» **Exercise aim**
Copy the records below exactly, leaving out every picture.

[Saved entries]
=-=-=-=-=

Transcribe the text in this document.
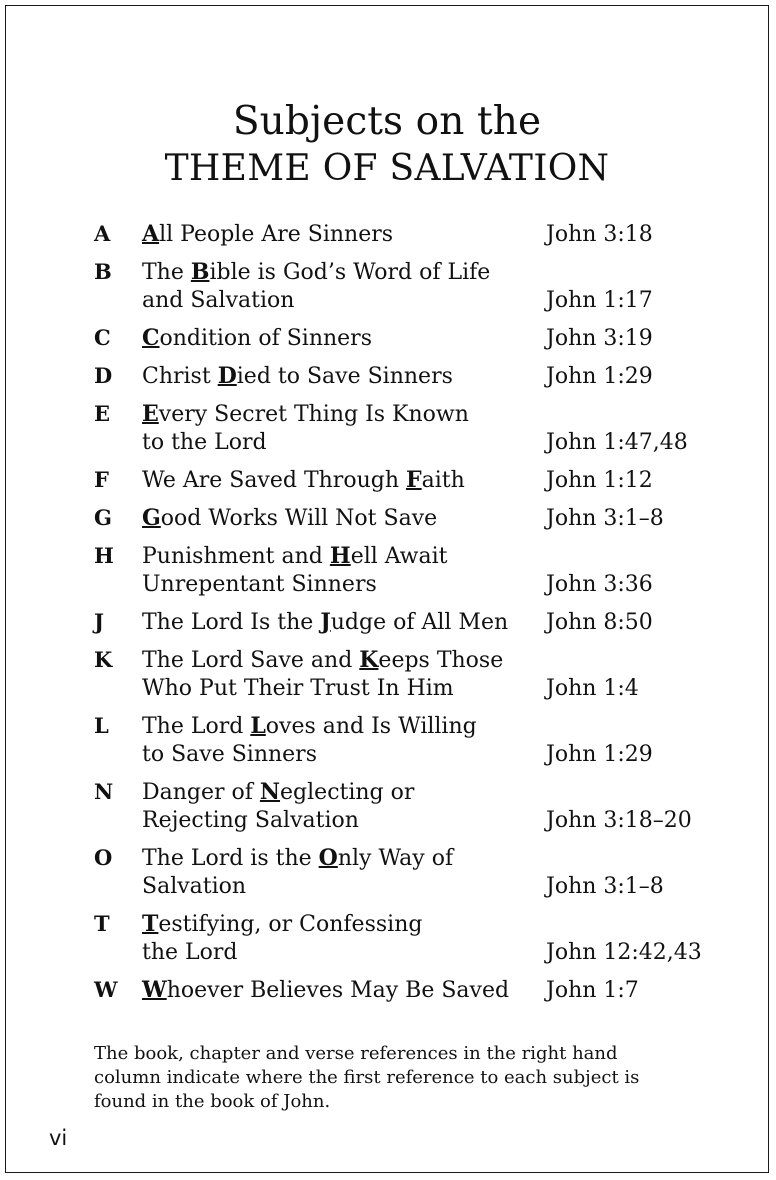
Subjects on the
THEME OF SALVATION
A	All People Are Sinners	John 3:18
B	The Bible is God’s Word of Life
and Salvation	John 1:17
C	Condition of Sinners	John 3:19
D	Christ Died to Save Sinners	John 1:29
E	Every Secret Thing Is Known
to the Lord	John 1:47,48
F	We Are Saved Through Faith	John 1:12
G	Good Works Will Not Save	John 3:1–8
H	Punishment and Hell Await
Unrepentant Sinners	John 3:36
J	The Lord Is the Judge of All Men	John 8:50
K	The Lord Save and Keeps Those
Who Put Their Trust In Him	John 1:4
L	The Lord Loves and Is Willing
to Save Sinners	John 1:29
N	Danger of Neglecting or
Rejecting Salvation	John 3:18–20
O	The Lord is the Only Way of
Salvation	John 3:1–8
T	Testifying, or Confessing
the Lord	John 12:42,43
W	Whoever Believes May Be Saved	John 1:7
The book, chapter and verse references in the right hand
column indicate where the first reference to each subject is
found in the book of John.
vi
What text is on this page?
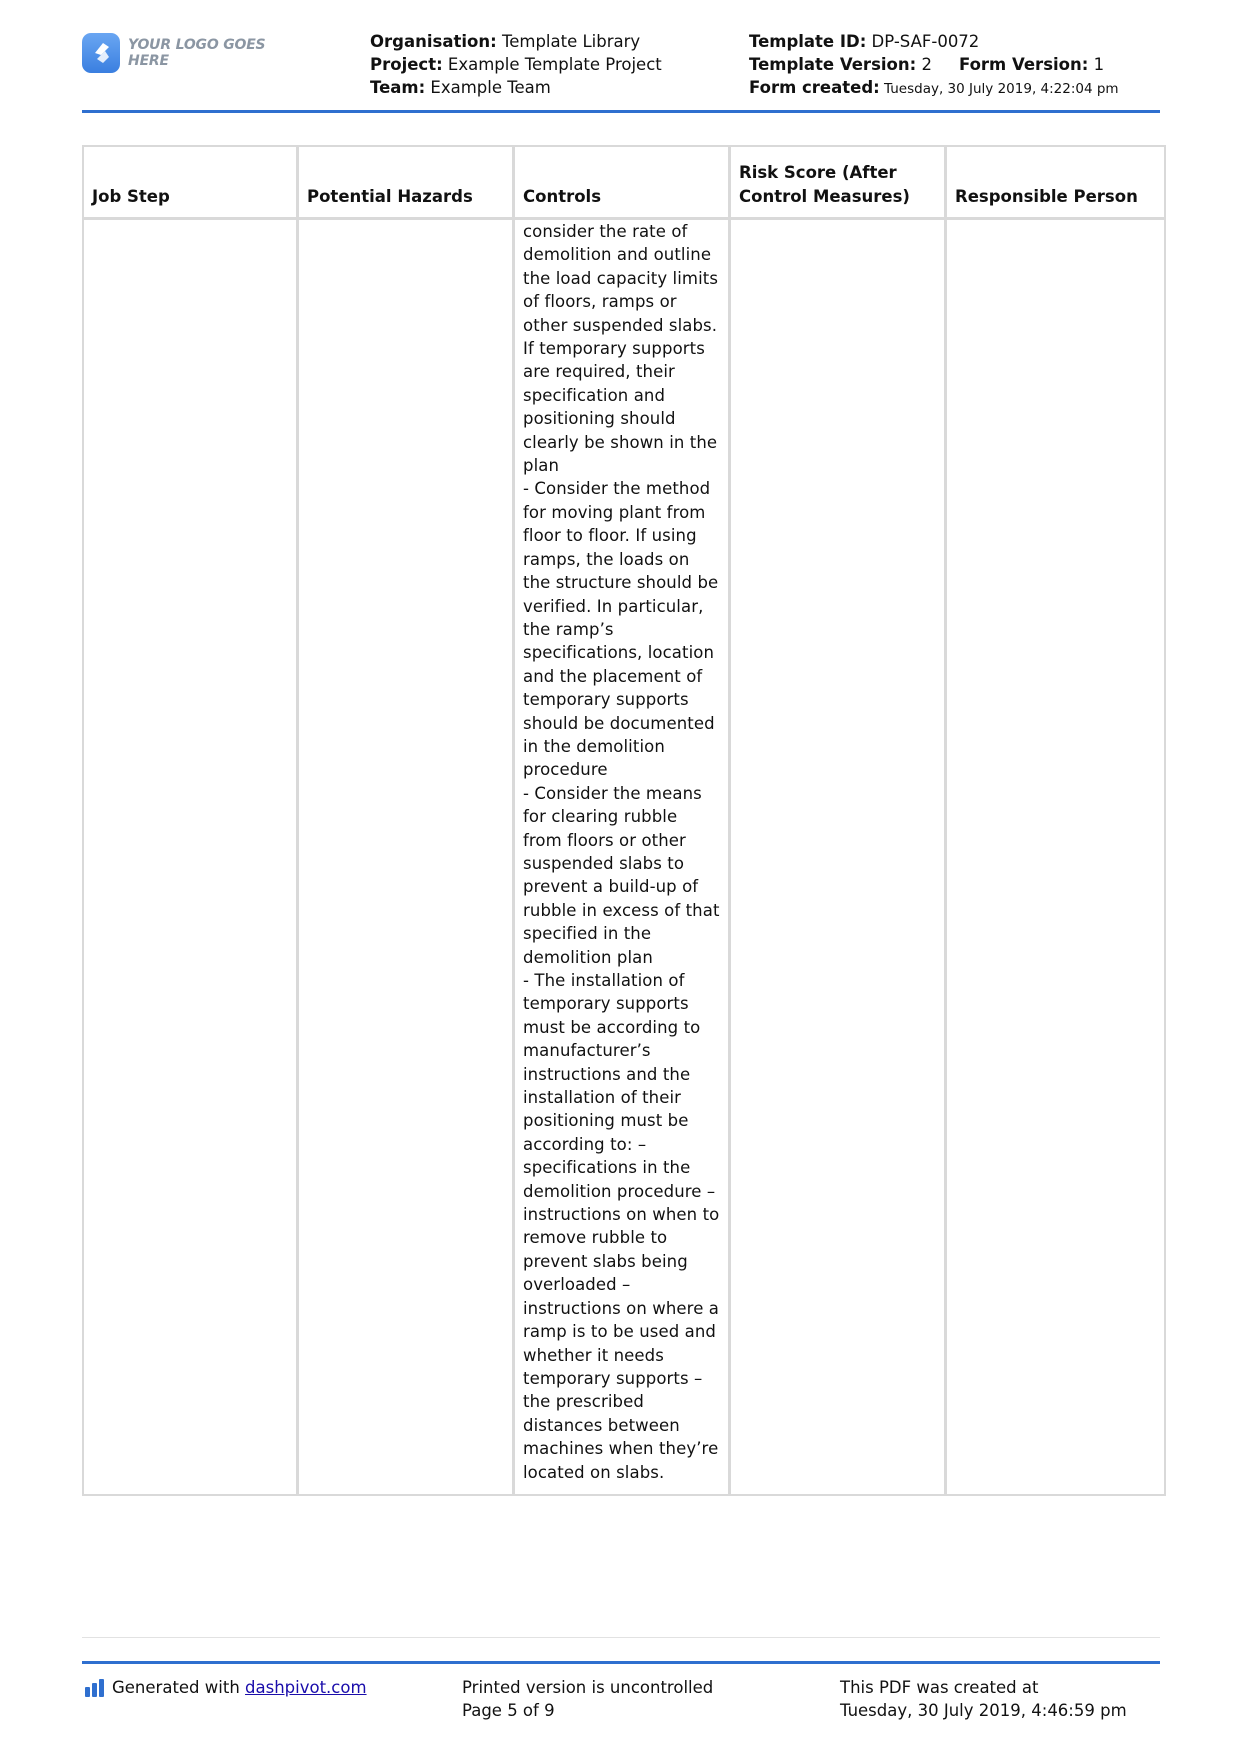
YOUR LOGO GOES HERE
Organisation: Template Library
Project: Example Template Project
Team: Example Team
Template ID: DP-SAF-0072
Template Version: 2 Form Version: 1
Form created: Tuesday, 30 July 2019, 4:22:04 pm
Job Step	Potential Hazards	Controls	Risk Score (After Control Measures)	Responsible Person

		consider the rate of demolition and outline the load capacity limits of floors, ramps or other suspended slabs. If temporary supports are required, their specification and positioning should clearly be shown in the plan
- Consider the method for moving plant from floor to floor. If using ramps, the loads on the structure should be verified. In particular, the ramp’s specifications, location and the placement of temporary supports should be documented in the demolition procedure
- Consider the means for clearing rubble from floors or other suspended slabs to prevent a build-up of rubble in excess of that specified in the demolition plan
- The installation of temporary supports must be according to manufacturer’s instructions and the installation of their positioning must be according to: – specifications in the demolition procedure – instructions on when to remove rubble to prevent slabs being overloaded – instructions on where a ramp is to be used and whether it needs temporary supports – the prescribed distances between machines when they’re located on slabs.		

Generated with dashpivot.com	Printed version is uncontrolled
Page 5 of 9
This PDF was created at
Tuesday, 30 July 2019, 4:46:59 pm
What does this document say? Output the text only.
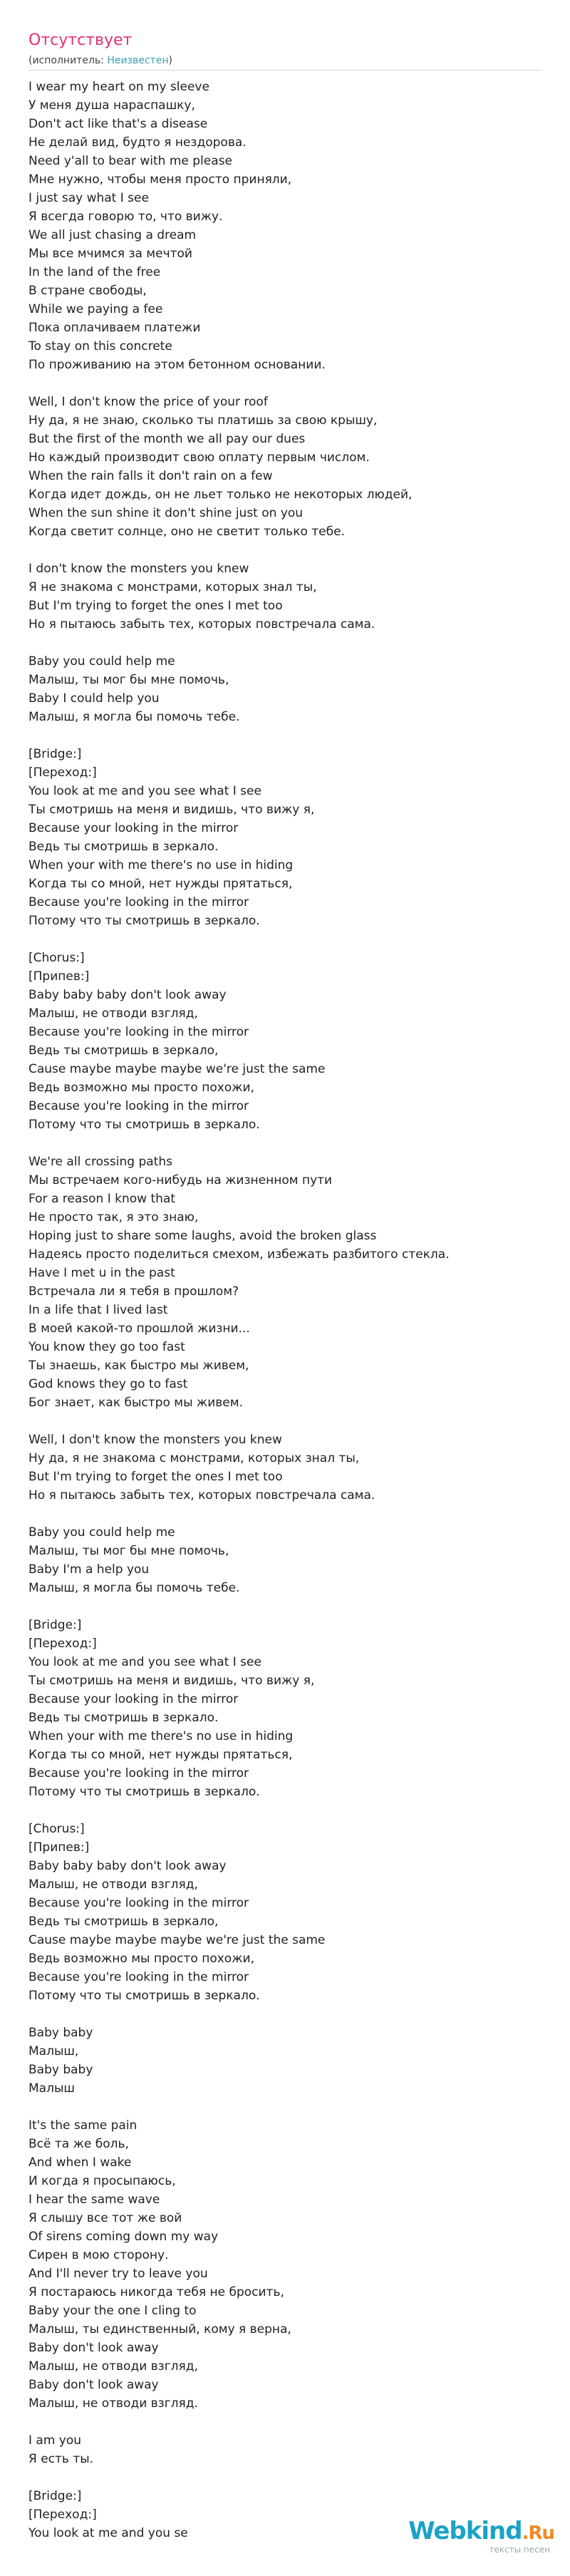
Отсутствует
(исполнитель: Неизвестен)
I wear my heart on my sleeve
У меня душа нараспашку,
Don't act like that's a disease
Не делай вид, будто я нездорова.
Need y'all to bear with me please
Мне нужно, чтобы меня просто приняли,
I just say what I see
Я всегда говорю то, что вижу.
We all just chasing a dream
Мы все мчимся за мечтой
In the land of the free
В стране свободы,
While we paying a fee
Пока оплачиваем платежи
To stay on this concrete
По проживанию на этом бетонном основании.
Well, I don't know the price of your roof
Ну да, я не знаю, сколько ты платишь за свою крышу,
But the first of the month we all pay our dues
Но каждый производит свою оплату первым числом.
When the rain falls it don't rain on a few
Когда идет дождь, он не льет только не некоторых людей,
When the sun shine it don't shine just on you
Когда светит солнце, оно не светит только тебе.
I don't know the monsters you knew
Я не знакома с монстрами, которых знал ты,
But I'm trying to forget the ones I met too
Но я пытаюсь забыть тех, которых повстречала сама.
Baby you could help me
Малыш, ты мог бы мне помочь,
Baby I could help you
Малыш, я могла бы помочь тебе.
[Bridge:]
[Переход:]
You look at me and you see what I see
Ты смотришь на меня и видишь, что вижу я,
Because your looking in the mirror
Ведь ты смотришь в зеркало.
When your with me there's no use in hiding
Когда ты со мной, нет нужды прятаться,
Because you're looking in the mirror
Потому что ты смотришь в зеркало.
[Chorus:]
[Припев:]
Baby baby baby don't look away
Малыш, не отводи взгляд,
Because you're looking in the mirror
Ведь ты смотришь в зеркало,
Cause maybe maybe maybe we're just the same
Ведь возможно мы просто похожи,
Because you're looking in the mirror
Потому что ты смотришь в зеркало.
We're all crossing paths
Мы встречаем кого-нибудь на жизненном пути
For a reason I know that
Не просто так, я это знаю,
Hoping just to share some laughs, avoid the broken glass
Надеясь просто поделиться смехом, избежать разбитого стекла.
Have I met u in the past
Встречала ли я тебя в прошлом?
In a life that I lived last
В моей какой-то прошлой жизни...
You know they go too fast
Ты знаешь, как быстро мы живем,
God knows they go to fast
Бог знает, как быстро мы живем.
Well, I don't know the monsters you knew
Ну да, я не знакома с монстрами, которых знал ты,
But I'm trying to forget the ones I met too
Но я пытаюсь забыть тех, которых повстречала сама.
Baby you could help me
Малыш, ты мог бы мне помочь,
Baby I'm a help you
Малыш, я могла бы помочь тебе.
[Bridge:]
[Переход:]
You look at me and you see what I see
Ты смотришь на меня и видишь, что вижу я,
Because your looking in the mirror
Ведь ты смотришь в зеркало.
When your with me there's no use in hiding
Когда ты со мной, нет нужды прятаться,
Because you're looking in the mirror
Потому что ты смотришь в зеркало.
[Chorus:]
[Припев:]
Baby baby baby don't look away
Малыш, не отводи взгляд,
Because you're looking in the mirror
Ведь ты смотришь в зеркало,
Cause maybe maybe maybe we're just the same
Ведь возможно мы просто похожи,
Because you're looking in the mirror
Потому что ты смотришь в зеркало.
Baby baby
Малыш,
Baby baby
Малыш
It's the same pain
Всё та же боль,
And when I wake
И когда я просыпаюсь,
I hear the same wave
Я слышу все тот же вой
Of sirens coming down my way
Сирен в мою сторону.
And I'll never try to leave you
Я постараюсь никогда тебя не бросить,
Baby your the one I cling to
Малыш, ты единственный, кому я верна,
Baby don't look away
Малыш, не отводи взгляд,
Baby don't look away
Малыш, не отводи взгляд.
I am you
Я есть ты.
[Bridge:]
[Переход:]
You look at me and you se	Webkind.Ru
тексты песен
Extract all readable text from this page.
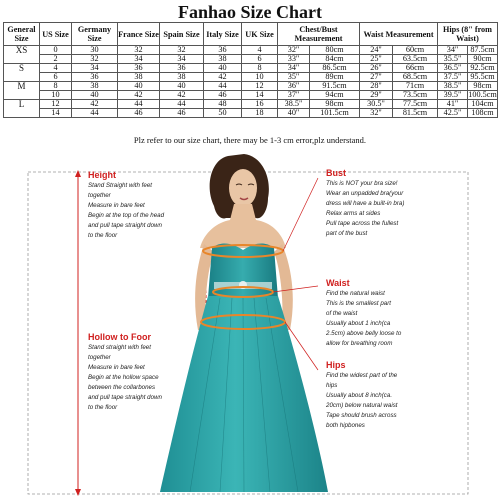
Fanhao Size Chart
General Size	US Size	Germany Size	France Size	Spain Size	Italy Size	UK Size	Chest/Bust Measurement		Waist Measurement		Hips (8" from Waist)	
XS	0	30	32	32	36	4	32"	80cm	24"	60cm	34"	87.5cm
	2	32	34	34	38	6	33"	84cm	25"	63.5cm	35.5"	90cm
S	4	34	36	36	40	8	34"	86.5cm	26"	66cm	36.5"	92.5cm
	6	36	38	38	42	10	35"	89cm	27"	68.5cm	37.5"	95.5cm
M	8	38	40	40	44	12	36"	91.5cm	28"	71cm	38.5"	98cm
	10	40	42	42	46	14	37"	94cm	29"	73.5cm	39.5"	100.5cm
L	12	42	44	44	48	16	38.5"	98cm	30.5"	77.5cm	41"	104cm
	14	44	46	46	50	18	40"	101.5cm	32"	81.5cm	42.5"	108cm
Plz refer to our size chart, there may be 1-3 cm error,plz understand.
Height
Stand Straight with feet
together
Measure in bare feet
Begin at the top of the head
and pull tape straight down
to the floor
Hollow to Foor
Stand straight with feet
together
Measure in bare feet
Begin at the hollow space
between the collarbones
and pull tape straight down
to the floor
Bust
This is NOT your bra size!
Wear an unpadded bra(your
dress will have a built-in bra)
Relax arms at sides
Pull tape across the fullest
part of the bust
Waist
Find the natural waist
This is the smallest part
of the waist
Usually about 1 inch(ca
2.5cm) above belly loose to
allow for breathing room
Hips
Find the widest part of the
hips
Usually about 8 inch(ca.
20cm) below natural waist
Tape should brush across
both hipbones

=-=-=-=-=

» **Expected answer**
Transcribe the text in this document.
Subjects on the
THEME OF SALVATION
A	All People Are Sinners	John 3:18
B	The Bible is God’s Word of Life
and Salvation	John 1:17
C	Condition of Sinners	John 3:19
D	Christ Died to Save Sinners	John 1:29
E	Every Secret Thing Is Known
to the Lord	John 1:47,48
F	We Are Saved Through Faith	John 1:12
G	Good Works Will Not Save	John 3:1–8
H	Punishment and Hell Await
Unrepentant Sinners	John 3:36
J	The Lord Is the Judge of All Men	John 8:50
K	The Lord Save and Keeps Those
Who Put Their Trust In Him	John 1:4
L	The Lord Loves and Is Willing
to Save Sinners	John 1:29
N	Danger of Neglecting or
Rejecting Salvation	John 3:18–20
O	The Lord is the Only Way of
Salvation	John 3:1–8
T	Testifying, or Confessing
the Lord	John 12:42,43
W	Whoever Believes May Be Saved	John 1:7
The book, chapter and verse references in the right hand
column indicate where the first reference to each subject is
found in the book of John.
vi
What text is on this page?
YOUR LOGO GOES HERE
Organisation: Template Library
Project: Example Template Project
Team: Example Team
Template ID: DP-SAF-0072
Template Version: 2 Form Version: 1
Form created: Tuesday, 30 July 2019, 4:22:04 pm
Job Step	Potential Hazards	Controls	Risk Score (After Control Measures)	Responsible Person

		consider the rate of demolition and outline the load capacity limits of floors, ramps or other suspended slabs. If temporary supports are required, their specification and positioning should clearly be shown in the plan
- Consider the method for moving plant from floor to floor. If using ramps, the loads on the structure should be verified. In particular, the ramp’s specifications, location and the placement of temporary supports should be documented in the demolition procedure
- Consider the means for clearing rubble from floors or other suspended slabs to prevent a build-up of rubble in excess of that specified in the demolition plan
- The installation of temporary supports must be according to manufacturer’s instructions and the installation of their positioning must be according to: – specifications in the demolition procedure – instructions on when to remove rubble to prevent slabs being overloaded – instructions on where a ramp is to be used and whether it needs temporary supports – the prescribed distances between machines when they’re located on slabs.		

Generated with dashpivot.com	Printed version is uncontrolled
Page 5 of 9
This PDF was created at
Tuesday, 30 July 2019, 4:46:59 pm
What does this document say? Output the text only.
Отсутствует
(исполнитель: Неизвестен)
I wear my heart on my sleeve
У меня душа нараспашку,
Don't act like that's a disease
Не делай вид, будто я нездорова.
Need y'all to bear with me please
Мне нужно, чтобы меня просто приняли,
I just say what I see
Я всегда говорю то, что вижу.
We all just chasing a dream
Мы все мчимся за мечтой
In the land of the free
В стране свободы,
While we paying a fee
Пока оплачиваем платежи
To stay on this concrete
По проживанию на этом бетонном основании.
Well, I don't know the price of your roof
Ну да, я не знаю, сколько ты платишь за свою крышу,
But the first of the month we all pay our dues
Но каждый производит свою оплату первым числом.
When the rain falls it don't rain on a few
Когда идет дождь, он не льет только не некоторых людей,
When the sun shine it don't shine just on you
Когда светит солнце, оно не светит только тебе.
I don't know the monsters you knew
Я не знакома с монстрами, которых знал ты,
But I'm trying to forget the ones I met too
Но я пытаюсь забыть тех, которых повстречала сама.
Baby you could help me
Малыш, ты мог бы мне помочь,
Baby I could help you
Малыш, я могла бы помочь тебе.
[Bridge:]
[Переход:]
You look at me and you see what I see
Ты смотришь на меня и видишь, что вижу я,
Because your looking in the mirror
Ведь ты смотришь в зеркало.
When your with me there's no use in hiding
Когда ты со мной, нет нужды прятаться,
Because you're looking in the mirror
Потому что ты смотришь в зеркало.
[Chorus:]
[Припев:]
Baby baby baby don't look away
Малыш, не отводи взгляд,
Because you're looking in the mirror
Ведь ты смотришь в зеркало,
Cause maybe maybe maybe we're just the same
Ведь возможно мы просто похожи,
Because you're looking in the mirror
Потому что ты смотришь в зеркало.
We're all crossing paths
Мы встречаем кого-нибудь на жизненном пути
For a reason I know that
Не просто так, я это знаю,
Hoping just to share some laughs, avoid the broken glass
Надеясь просто поделиться смехом, избежать разбитого стекла.
Have I met u in the past
Встречала ли я тебя в прошлом?
In a life that I lived last
В моей какой-то прошлой жизни...
You know they go too fast
Ты знаешь, как быстро мы живем,
God knows they go to fast
Бог знает, как быстро мы живем.
Well, I don't know the monsters you knew
Ну да, я не знакома с монстрами, которых знал ты,
But I'm trying to forget the ones I met too
Но я пытаюсь забыть тех, которых повстречала сама.
Baby you could help me
Малыш, ты мог бы мне помочь,
Baby I'm a help you
Малыш, я могла бы помочь тебе.
[Bridge:]
[Переход:]
You look at me and you see what I see
Ты смотришь на меня и видишь, что вижу я,
Because your looking in the mirror
Ведь ты смотришь в зеркало.
When your with me there's no use in hiding
Когда ты со мной, нет нужды прятаться,
Because you're looking in the mirror
Потому что ты смотришь в зеркало.
[Chorus:]
[Припев:]
Baby baby baby don't look away
Малыш, не отводи взгляд,
Because you're looking in the mirror
Ведь ты смотришь в зеркало,
Cause maybe maybe maybe we're just the same
Ведь возможно мы просто похожи,
Because you're looking in the mirror
Потому что ты смотришь в зеркало.
Baby baby
Малыш,
Baby baby
Малыш
It's the same pain
Всё та же боль,
And when I wake
И когда я просыпаюсь,
I hear the same wave
Я слышу все тот же вой
Of sirens coming down my way
Сирен в мою сторону.
And I'll never try to leave you
Я постараюсь никогда тебя не бросить,
Baby your the one I cling to
Малыш, ты единственный, кому я верна,
Baby don't look away
Малыш, не отводи взгляд,
Baby don't look away
Малыш, не отводи взгляд.
I am you
Я есть ты.
[Bridge:]
[Переход:]
You look at me and you se	Webkind.Ru
тексты песен
Extract all readable text from this page.
Fanhao Size Chart
General Size	US Size	Germany Size	France Size	Spain Size	Italy Size	UK Size	Chest/Bust Measurement		Waist Measurement		Hips (8" from Waist)	
XS	0	30	32	32	36	4	32"	80cm	24"	60cm	34"	87.5cm
	2	32	34	34	38	6	33"	84cm	25"	63.5cm	35.5"	90cm
S	4	34	36	36	40	8	34"	86.5cm	26"	66cm	36.5"	92.5cm
	6	36	38	38	42	10	35"	89cm	27"	68.5cm	37.5"	95.5cm
M	8	38	40	40	44	12	36"	91.5cm	28"	71cm	38.5"	98cm
	10	40	42	42	46	14	37"	94cm	29"	73.5cm	39.5"	100.5cm
L	12	42	44	44	48	16	38.5"	98cm	30.5"	77.5cm	41"	104cm
	14	44	46	46	50	18	40"	101.5cm	32"	81.5cm	42.5"	108cm
Plz refer to our size chart, there may be 1-3 cm error,plz understand.
Height
Stand Straight with feet
together
Measure in bare feet
Begin at the top of the head
and pull tape straight down
to the floor
Hollow to Foor
Stand straight with feet
together
Measure in bare feet
Begin at the hollow space
between the collarbones
and pull tape straight down
to the floor
Bust
This is NOT your bra size!
Wear an unpadded bra(your
dress will have a built-in bra)
Relax arms at sides
Pull tape across the fullest
part of the bust
Waist
Find the natural waist
This is the smallest part
of the waist
Usually about 1 inch(ca
2.5cm) above belly loose to
allow for breathing room
Hips
Find the widest part of the
hips
Usually about 8 inch(ca.
20cm) below natural waist
Tape should brush across
both hipbones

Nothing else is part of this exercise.